What you have to do
In the records, rewrite the lines from the one with "cell: −25/+125 bbox=[391, 718, 510, 731]" up to and including the one with "col-in40: IN@40 °C bbox=[238, 789, 287, 824]", changing "list-item" to "bullet" and leaving everything else as it is. Return only those lines.

Records for the exercise
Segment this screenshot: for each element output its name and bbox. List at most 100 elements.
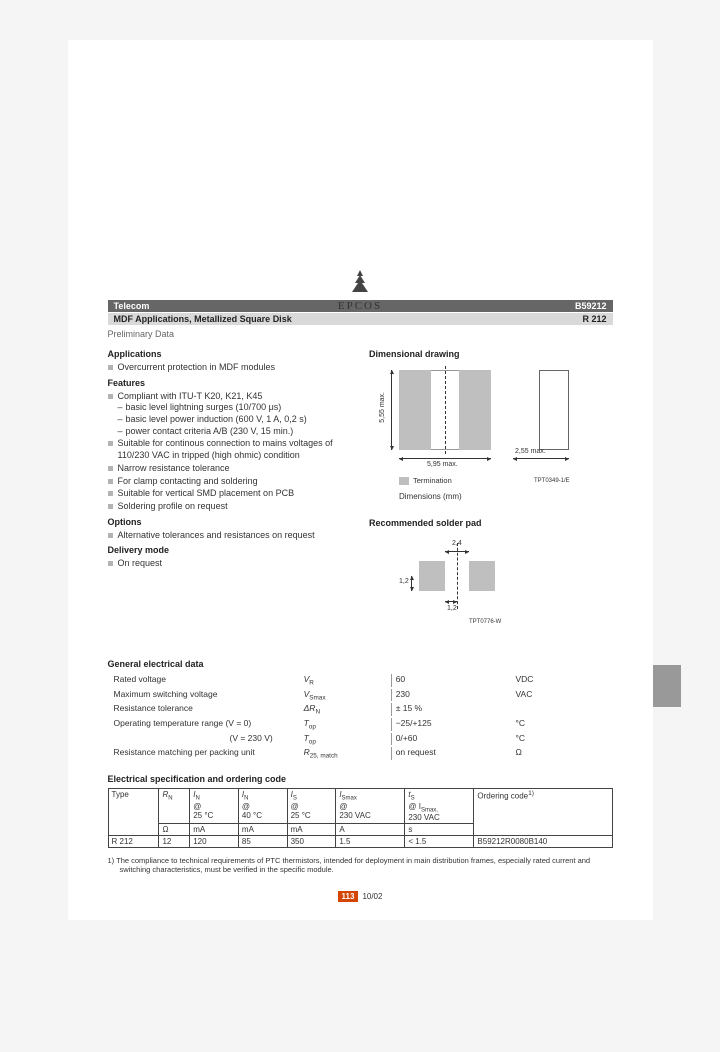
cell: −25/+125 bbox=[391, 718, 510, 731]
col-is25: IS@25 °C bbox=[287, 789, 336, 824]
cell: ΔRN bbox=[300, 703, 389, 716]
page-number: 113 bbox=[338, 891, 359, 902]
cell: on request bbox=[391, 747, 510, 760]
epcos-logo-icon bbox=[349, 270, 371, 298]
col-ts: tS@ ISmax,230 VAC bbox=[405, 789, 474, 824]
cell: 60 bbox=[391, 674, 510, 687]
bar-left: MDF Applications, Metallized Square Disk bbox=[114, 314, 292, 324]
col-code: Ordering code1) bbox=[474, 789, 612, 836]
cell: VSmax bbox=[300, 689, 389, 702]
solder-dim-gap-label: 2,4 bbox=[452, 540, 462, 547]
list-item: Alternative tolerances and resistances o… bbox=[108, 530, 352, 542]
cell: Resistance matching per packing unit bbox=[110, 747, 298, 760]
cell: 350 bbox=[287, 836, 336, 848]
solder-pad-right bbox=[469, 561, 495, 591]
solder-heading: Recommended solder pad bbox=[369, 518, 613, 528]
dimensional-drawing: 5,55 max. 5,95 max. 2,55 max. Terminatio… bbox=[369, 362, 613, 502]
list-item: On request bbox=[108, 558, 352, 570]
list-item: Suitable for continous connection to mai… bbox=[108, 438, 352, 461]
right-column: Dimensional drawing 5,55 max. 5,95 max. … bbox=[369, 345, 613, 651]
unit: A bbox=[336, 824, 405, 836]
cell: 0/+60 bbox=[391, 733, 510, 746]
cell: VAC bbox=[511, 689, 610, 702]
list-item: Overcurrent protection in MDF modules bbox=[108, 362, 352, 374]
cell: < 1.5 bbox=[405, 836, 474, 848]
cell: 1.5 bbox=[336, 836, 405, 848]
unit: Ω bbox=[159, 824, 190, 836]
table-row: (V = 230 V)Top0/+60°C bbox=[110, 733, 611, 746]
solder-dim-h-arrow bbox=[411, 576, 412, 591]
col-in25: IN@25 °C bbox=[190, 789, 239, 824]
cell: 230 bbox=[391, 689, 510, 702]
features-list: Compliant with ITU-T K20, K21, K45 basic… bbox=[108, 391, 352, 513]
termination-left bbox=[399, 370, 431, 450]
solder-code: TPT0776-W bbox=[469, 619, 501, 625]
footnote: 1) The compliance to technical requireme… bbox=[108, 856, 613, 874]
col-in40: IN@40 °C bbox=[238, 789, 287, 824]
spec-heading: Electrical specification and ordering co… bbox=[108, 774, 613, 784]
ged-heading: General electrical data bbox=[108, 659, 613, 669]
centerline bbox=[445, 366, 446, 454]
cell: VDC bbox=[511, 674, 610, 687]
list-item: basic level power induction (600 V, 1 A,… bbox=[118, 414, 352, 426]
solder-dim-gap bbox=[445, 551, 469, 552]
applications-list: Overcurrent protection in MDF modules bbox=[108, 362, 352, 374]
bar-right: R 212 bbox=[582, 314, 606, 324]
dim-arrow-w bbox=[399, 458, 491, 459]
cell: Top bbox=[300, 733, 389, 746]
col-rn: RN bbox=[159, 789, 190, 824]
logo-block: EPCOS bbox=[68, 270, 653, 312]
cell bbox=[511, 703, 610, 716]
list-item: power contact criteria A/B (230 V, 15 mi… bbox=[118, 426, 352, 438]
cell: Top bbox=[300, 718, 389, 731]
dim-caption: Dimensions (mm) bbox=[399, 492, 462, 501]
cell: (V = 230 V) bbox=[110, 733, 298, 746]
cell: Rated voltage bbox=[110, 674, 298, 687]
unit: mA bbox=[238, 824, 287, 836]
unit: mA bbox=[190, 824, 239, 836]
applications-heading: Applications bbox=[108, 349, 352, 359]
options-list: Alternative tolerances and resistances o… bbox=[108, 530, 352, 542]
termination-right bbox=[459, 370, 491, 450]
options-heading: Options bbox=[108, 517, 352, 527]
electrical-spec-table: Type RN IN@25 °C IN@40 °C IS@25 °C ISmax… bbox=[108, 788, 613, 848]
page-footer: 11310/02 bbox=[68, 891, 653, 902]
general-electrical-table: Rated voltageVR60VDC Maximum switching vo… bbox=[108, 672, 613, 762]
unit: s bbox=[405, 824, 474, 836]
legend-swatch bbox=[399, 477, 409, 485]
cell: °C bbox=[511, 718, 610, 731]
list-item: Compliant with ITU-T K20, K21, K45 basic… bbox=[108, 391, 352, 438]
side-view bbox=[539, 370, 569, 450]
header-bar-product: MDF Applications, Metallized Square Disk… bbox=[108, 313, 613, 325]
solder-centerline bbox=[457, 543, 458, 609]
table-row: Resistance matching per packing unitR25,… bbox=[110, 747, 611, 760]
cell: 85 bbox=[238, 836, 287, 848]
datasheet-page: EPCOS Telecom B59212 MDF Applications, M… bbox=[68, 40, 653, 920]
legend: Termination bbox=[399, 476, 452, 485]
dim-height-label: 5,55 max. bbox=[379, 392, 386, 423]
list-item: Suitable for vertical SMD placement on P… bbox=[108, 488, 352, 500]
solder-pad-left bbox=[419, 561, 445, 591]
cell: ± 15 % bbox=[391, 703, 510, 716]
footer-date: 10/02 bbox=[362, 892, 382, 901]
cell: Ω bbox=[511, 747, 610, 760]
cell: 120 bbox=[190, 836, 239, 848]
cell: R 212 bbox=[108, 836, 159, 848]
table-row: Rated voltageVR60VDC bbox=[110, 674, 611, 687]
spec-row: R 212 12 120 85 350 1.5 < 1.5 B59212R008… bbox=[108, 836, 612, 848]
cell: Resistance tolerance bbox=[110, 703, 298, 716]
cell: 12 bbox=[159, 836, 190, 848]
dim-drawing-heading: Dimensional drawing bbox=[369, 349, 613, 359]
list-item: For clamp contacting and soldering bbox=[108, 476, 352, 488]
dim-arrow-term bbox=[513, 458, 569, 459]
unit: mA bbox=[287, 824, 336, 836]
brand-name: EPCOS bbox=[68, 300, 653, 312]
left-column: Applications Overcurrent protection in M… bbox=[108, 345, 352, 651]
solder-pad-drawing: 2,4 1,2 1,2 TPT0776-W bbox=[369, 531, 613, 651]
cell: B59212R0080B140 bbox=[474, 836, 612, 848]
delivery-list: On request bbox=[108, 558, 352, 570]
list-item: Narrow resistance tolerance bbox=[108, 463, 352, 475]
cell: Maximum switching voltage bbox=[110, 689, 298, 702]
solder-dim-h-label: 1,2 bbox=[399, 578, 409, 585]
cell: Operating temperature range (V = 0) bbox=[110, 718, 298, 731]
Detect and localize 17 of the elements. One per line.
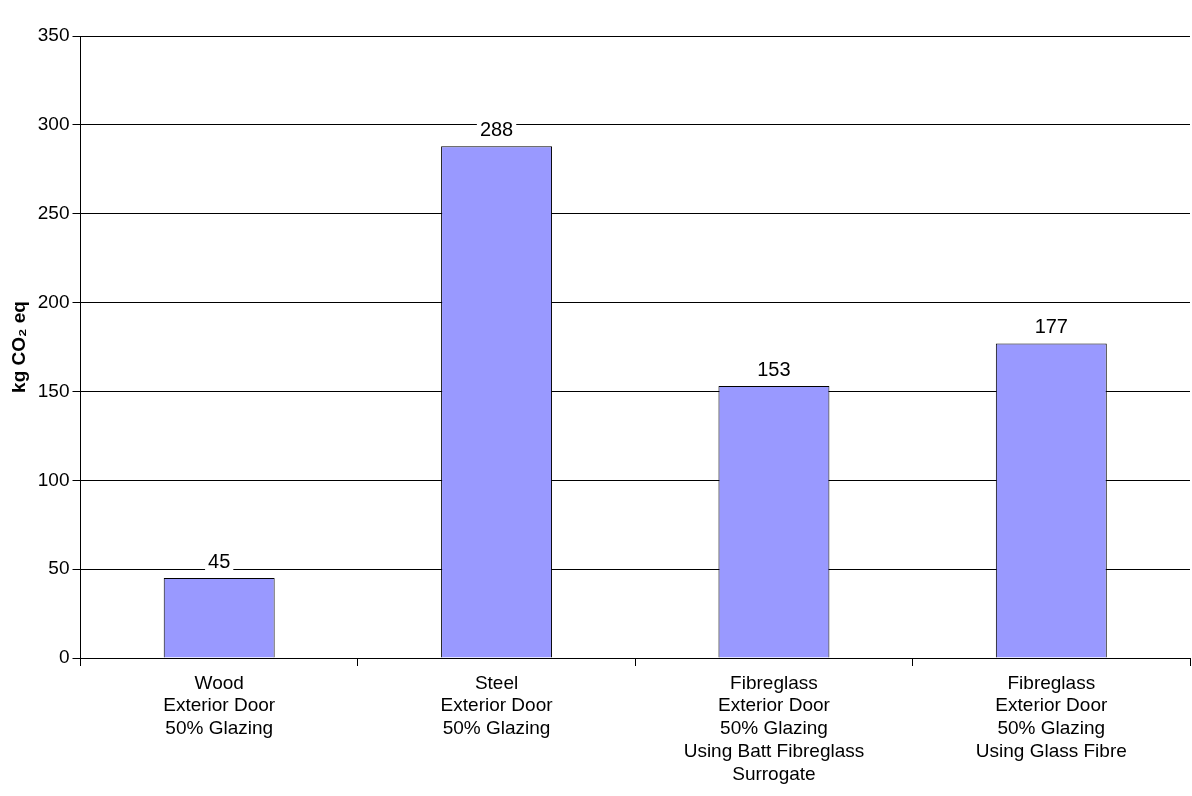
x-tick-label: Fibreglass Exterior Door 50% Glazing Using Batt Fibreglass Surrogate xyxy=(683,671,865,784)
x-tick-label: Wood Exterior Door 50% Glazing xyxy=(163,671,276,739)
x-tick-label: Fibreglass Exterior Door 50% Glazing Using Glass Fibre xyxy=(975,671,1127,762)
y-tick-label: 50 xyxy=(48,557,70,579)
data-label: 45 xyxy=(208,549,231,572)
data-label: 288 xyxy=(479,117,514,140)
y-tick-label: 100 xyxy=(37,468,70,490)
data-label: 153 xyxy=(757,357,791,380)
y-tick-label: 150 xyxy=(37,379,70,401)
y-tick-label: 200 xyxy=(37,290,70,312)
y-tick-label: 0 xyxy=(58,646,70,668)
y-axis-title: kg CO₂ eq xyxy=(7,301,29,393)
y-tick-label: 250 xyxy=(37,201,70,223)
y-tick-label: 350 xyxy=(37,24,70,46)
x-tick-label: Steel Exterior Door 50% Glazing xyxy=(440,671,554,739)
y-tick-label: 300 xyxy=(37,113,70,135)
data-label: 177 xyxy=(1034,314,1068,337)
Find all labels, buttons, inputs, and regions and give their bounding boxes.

Task answer
cell: −25/+125 bbox=[391, 718, 510, 731]
col-is25: IS@25 °C bbox=[287, 789, 336, 824]
cell: ΔRN bbox=[300, 703, 389, 716]
page-number: 113 bbox=[338, 891, 359, 902]
cell: on request bbox=[391, 747, 510, 760]
epcos-logo-icon bbox=[349, 270, 371, 298]
col-ts: tS@ ISmax,230 VAC bbox=[405, 789, 474, 824]
cell: 60 bbox=[391, 674, 510, 687]
bar-left: MDF Applications, Metallized Square Disk bbox=[114, 314, 292, 324]
col-code: Ordering code1) bbox=[474, 789, 612, 836]
cell: VSmax bbox=[300, 689, 389, 702]
solder-dim-gap-label: 2,4 bbox=[452, 540, 462, 547]
bullet: Alternative tolerances and resistances o… bbox=[108, 530, 352, 542]
cell: Resistance matching per packing unit bbox=[110, 747, 298, 760]
cell: 350 bbox=[287, 836, 336, 848]
solder-pad-right bbox=[469, 561, 495, 591]
solder-heading: Recommended solder pad bbox=[369, 518, 613, 528]
dimensional-drawing: 5,55 max. 5,95 max. 2,55 max. Terminatio… bbox=[369, 362, 613, 502]
bullet: On request bbox=[108, 558, 352, 570]
bullet: Suitable for continous connection to mai… bbox=[108, 438, 352, 461]
right-column: Dimensional drawing 5,55 max. 5,95 max. … bbox=[369, 345, 613, 651]
unit: A bbox=[336, 824, 405, 836]
cell: 0/+60 bbox=[391, 733, 510, 746]
cell: VAC bbox=[511, 689, 610, 702]
bullet: Overcurrent protection in MDF modules bbox=[108, 362, 352, 374]
cell: < 1.5 bbox=[405, 836, 474, 848]
cell: 1.5 bbox=[336, 836, 405, 848]
unit: Ω bbox=[159, 824, 190, 836]
table-row: (V = 230 V)Top0/+60°C bbox=[110, 733, 611, 746]
solder-dim-h-arrow bbox=[411, 576, 412, 591]
col-in25: IN@25 °C bbox=[190, 789, 239, 824]
cell: 230 bbox=[391, 689, 510, 702]
features-list: Compliant with ITU-T K20, K21, K45 basic… bbox=[108, 391, 352, 513]
termination-left bbox=[399, 370, 431, 450]
solder-code: TPT0776-W bbox=[469, 619, 501, 625]
footnote: 1) The compliance to technical requireme… bbox=[108, 856, 613, 874]
col-in40: IN@40 °C bbox=[238, 789, 287, 824]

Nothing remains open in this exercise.